◆ **What this task involves**
Repeat the records below exactly, leaving out every picture.

◆ **Material provided**
* * *

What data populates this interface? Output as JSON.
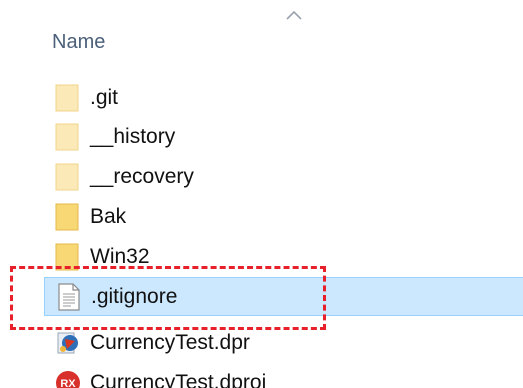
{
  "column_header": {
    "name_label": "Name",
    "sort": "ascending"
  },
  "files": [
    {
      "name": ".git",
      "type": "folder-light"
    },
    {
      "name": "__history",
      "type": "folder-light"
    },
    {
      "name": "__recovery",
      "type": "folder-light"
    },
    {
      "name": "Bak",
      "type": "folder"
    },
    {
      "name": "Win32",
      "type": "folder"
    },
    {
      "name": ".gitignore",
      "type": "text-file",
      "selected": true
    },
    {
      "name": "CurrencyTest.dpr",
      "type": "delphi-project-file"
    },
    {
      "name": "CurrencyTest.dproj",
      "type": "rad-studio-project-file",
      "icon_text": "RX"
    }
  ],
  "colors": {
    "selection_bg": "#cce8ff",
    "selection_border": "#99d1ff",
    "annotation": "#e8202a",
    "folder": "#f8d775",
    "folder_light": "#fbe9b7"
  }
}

* * *

◆ **Result**
What data populates this interface? Output as JSON.
{
  "column_header": {
    "name_label": "Name",
    "sort": "ascending"
  },
  "files": [
    {
      "name": ".git",
      "type": "folder-light"
    },
    {
      "name": "__history",
      "type": "folder-light"
    },
    {
      "name": "__recovery",
      "type": "folder-light"
    },
    {
      "name": "Bak",
      "type": "folder"
    },
    {
      "name": "Win32",
      "type": "folder"
    },
    {
      "name": ".gitignore",
      "type": "text-file",
      "selected": true
    },
    {
      "name": "CurrencyTest.dpr",
      "type": "delphi-project-file"
    },
    {
      "name": "CurrencyTest.dproj",
      "type": "rad-studio-project-file",
      "icon_text": "RX"
    }
  ],
  "colors": {
    "selection_bg": "#cce8ff",
    "selection_border": "#99d1ff",
    "annotation": "#e8202a",
    "folder": "#f8d775",
    "folder_light": "#fbe9b7"
  }
}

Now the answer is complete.